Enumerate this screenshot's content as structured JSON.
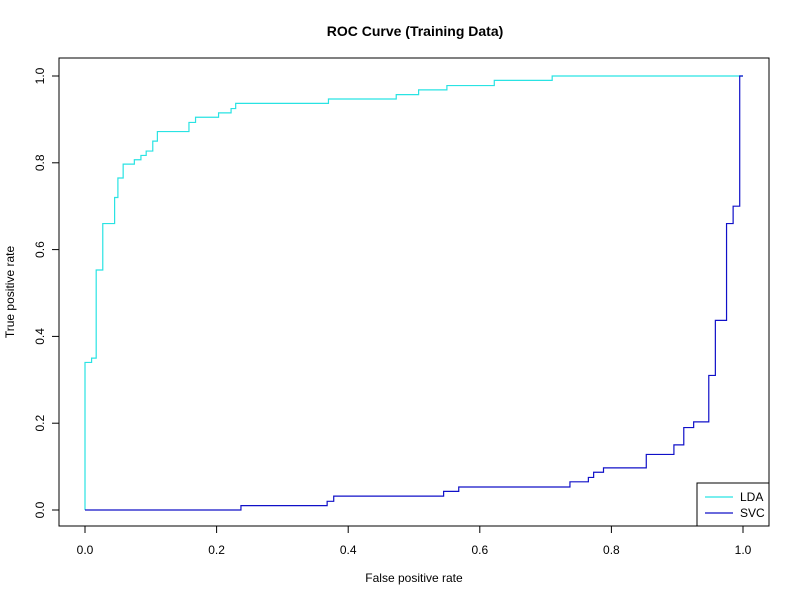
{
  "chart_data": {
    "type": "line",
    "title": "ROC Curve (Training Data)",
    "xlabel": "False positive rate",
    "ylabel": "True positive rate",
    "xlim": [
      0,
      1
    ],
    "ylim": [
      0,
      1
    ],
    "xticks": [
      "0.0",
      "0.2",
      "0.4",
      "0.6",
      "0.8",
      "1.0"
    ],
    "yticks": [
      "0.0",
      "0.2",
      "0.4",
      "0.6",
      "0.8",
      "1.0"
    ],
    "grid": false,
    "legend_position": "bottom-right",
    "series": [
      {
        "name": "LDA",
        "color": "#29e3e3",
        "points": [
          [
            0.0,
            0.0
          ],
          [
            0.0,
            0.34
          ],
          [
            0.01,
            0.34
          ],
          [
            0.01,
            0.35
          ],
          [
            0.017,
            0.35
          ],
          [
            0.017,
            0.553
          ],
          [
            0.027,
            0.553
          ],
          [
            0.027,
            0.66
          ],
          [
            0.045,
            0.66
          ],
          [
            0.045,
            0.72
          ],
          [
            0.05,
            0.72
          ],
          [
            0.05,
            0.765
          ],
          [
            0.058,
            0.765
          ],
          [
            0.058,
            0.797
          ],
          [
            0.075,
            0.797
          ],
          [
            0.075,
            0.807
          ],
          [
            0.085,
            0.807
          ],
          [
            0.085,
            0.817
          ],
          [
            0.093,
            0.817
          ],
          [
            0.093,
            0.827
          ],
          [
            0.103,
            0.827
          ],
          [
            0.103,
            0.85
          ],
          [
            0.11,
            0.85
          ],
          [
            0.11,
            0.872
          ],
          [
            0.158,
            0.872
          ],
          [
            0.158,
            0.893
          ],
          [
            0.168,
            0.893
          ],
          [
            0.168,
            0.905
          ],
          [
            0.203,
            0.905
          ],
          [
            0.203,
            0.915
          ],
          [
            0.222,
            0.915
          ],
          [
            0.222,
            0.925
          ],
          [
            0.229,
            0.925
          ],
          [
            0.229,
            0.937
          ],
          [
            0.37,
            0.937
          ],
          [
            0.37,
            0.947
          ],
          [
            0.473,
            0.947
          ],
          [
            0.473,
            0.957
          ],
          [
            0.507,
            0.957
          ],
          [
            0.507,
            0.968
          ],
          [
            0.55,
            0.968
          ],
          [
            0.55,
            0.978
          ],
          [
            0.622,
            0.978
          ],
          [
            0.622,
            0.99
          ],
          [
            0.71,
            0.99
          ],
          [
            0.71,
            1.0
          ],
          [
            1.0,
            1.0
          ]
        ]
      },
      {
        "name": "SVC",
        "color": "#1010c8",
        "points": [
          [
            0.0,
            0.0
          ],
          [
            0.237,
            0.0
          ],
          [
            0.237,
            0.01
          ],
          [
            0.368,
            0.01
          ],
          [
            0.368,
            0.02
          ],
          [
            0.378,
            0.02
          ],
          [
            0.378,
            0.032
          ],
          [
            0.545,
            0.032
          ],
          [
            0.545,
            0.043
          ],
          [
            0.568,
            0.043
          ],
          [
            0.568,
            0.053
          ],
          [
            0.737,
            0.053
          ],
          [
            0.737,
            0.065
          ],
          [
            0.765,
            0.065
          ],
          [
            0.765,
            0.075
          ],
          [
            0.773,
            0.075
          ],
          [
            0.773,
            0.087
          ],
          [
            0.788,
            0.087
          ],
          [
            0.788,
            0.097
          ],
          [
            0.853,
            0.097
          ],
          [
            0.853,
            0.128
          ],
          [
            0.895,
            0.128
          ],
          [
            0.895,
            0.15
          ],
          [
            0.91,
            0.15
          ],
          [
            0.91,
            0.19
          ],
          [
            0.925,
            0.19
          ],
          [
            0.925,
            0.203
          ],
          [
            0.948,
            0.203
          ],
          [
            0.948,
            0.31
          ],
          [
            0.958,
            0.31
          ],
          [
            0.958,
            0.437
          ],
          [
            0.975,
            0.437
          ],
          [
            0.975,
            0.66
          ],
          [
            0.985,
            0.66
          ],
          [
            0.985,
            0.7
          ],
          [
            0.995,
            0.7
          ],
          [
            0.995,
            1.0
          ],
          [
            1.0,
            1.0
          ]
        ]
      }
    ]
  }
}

-=-=-

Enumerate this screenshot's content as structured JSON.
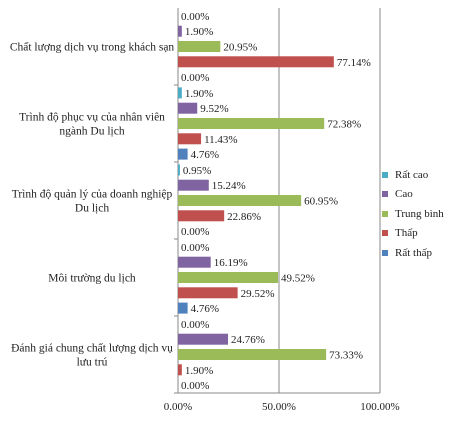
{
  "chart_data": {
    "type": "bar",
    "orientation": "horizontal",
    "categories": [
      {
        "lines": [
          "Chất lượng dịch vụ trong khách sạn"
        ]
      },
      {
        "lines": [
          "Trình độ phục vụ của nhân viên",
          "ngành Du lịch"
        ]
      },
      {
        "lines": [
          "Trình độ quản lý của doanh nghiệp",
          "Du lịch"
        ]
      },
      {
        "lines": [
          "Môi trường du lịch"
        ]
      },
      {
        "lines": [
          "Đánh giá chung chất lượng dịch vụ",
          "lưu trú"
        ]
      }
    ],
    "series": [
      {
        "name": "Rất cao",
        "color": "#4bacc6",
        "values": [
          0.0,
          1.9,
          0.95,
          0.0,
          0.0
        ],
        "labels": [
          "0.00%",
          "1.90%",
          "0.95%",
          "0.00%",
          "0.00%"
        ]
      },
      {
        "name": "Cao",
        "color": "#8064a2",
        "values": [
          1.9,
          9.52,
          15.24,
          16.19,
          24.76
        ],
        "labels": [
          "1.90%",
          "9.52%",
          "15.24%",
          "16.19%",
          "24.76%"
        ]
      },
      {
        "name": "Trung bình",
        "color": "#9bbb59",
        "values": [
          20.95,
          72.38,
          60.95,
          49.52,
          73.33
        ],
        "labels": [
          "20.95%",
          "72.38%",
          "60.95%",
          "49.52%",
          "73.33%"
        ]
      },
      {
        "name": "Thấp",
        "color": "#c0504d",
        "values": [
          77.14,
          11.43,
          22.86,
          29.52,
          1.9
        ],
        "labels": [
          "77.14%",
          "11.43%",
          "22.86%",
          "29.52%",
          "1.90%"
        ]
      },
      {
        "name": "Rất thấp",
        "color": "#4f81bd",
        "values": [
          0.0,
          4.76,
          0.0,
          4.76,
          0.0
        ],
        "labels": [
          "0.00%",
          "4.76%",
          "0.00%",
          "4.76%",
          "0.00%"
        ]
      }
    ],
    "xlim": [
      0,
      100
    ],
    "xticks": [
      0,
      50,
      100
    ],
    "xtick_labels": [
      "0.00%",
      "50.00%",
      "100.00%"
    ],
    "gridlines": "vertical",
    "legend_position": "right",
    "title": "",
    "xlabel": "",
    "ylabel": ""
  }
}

-=-=-

Problem statement: Identify each line of the material where the word "lịch" shows up, and copy it.

Answer to the task:
          "ngành Du lịch"
          "Du lịch"
          "Môi trường du lịch"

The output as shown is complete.